GOAL OF THE EXERCISE: Return the listing word for word, as given.

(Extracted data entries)
□ □ □ □ □

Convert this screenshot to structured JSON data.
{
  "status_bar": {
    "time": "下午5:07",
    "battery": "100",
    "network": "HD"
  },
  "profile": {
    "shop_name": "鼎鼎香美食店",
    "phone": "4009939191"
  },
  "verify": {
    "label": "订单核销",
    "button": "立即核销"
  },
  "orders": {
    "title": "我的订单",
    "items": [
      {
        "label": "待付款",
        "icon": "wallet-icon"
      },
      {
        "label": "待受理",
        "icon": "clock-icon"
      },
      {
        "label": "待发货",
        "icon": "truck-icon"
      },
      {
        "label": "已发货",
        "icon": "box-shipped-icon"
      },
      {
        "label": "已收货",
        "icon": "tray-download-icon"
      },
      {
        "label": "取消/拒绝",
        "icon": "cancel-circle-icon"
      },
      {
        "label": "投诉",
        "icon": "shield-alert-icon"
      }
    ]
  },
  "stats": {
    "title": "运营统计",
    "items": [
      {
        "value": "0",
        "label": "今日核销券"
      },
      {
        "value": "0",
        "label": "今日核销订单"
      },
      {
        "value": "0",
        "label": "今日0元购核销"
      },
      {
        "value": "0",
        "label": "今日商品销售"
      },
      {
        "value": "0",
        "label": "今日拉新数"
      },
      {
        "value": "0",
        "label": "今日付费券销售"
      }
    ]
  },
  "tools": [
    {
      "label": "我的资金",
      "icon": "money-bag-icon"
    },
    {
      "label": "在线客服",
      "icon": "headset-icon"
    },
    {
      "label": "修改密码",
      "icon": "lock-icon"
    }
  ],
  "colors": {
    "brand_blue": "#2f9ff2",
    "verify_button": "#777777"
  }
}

□ □ □ □ □

FINAL RESULT:
Convert this screenshot to structured JSON data.
{
  "status_bar": {
    "time": "下午5:07",
    "battery": "100",
    "network": "HD"
  },
  "profile": {
    "shop_name": "鼎鼎香美食店",
    "phone": "4009939191"
  },
  "verify": {
    "label": "订单核销",
    "button": "立即核销"
  },
  "orders": {
    "title": "我的订单",
    "items": [
      {
        "label": "待付款",
        "icon": "wallet-icon"
      },
      {
        "label": "待受理",
        "icon": "clock-icon"
      },
      {
        "label": "待发货",
        "icon": "truck-icon"
      },
      {
        "label": "已发货",
        "icon": "box-shipped-icon"
      },
      {
        "label": "已收货",
        "icon": "tray-download-icon"
      },
      {
        "label": "取消/拒绝",
        "icon": "cancel-circle-icon"
      },
      {
        "label": "投诉",
        "icon": "shield-alert-icon"
      }
    ]
  },
  "stats": {
    "title": "运营统计",
    "items": [
      {
        "value": "0",
        "label": "今日核销券"
      },
      {
        "value": "0",
        "label": "今日核销订单"
      },
      {
        "value": "0",
        "label": "今日0元购核销"
      },
      {
        "value": "0",
        "label": "今日商品销售"
      },
      {
        "value": "0",
        "label": "今日拉新数"
      },
      {
        "value": "0",
        "label": "今日付费券销售"
      }
    ]
  },
  "tools": [
    {
      "label": "我的资金",
      "icon": "money-bag-icon"
    },
    {
      "label": "在线客服",
      "icon": "headset-icon"
    },
    {
      "label": "修改密码",
      "icon": "lock-icon"
    }
  ],
  "colors": {
    "brand_blue": "#2f9ff2",
    "verify_button": "#777777"
  }
}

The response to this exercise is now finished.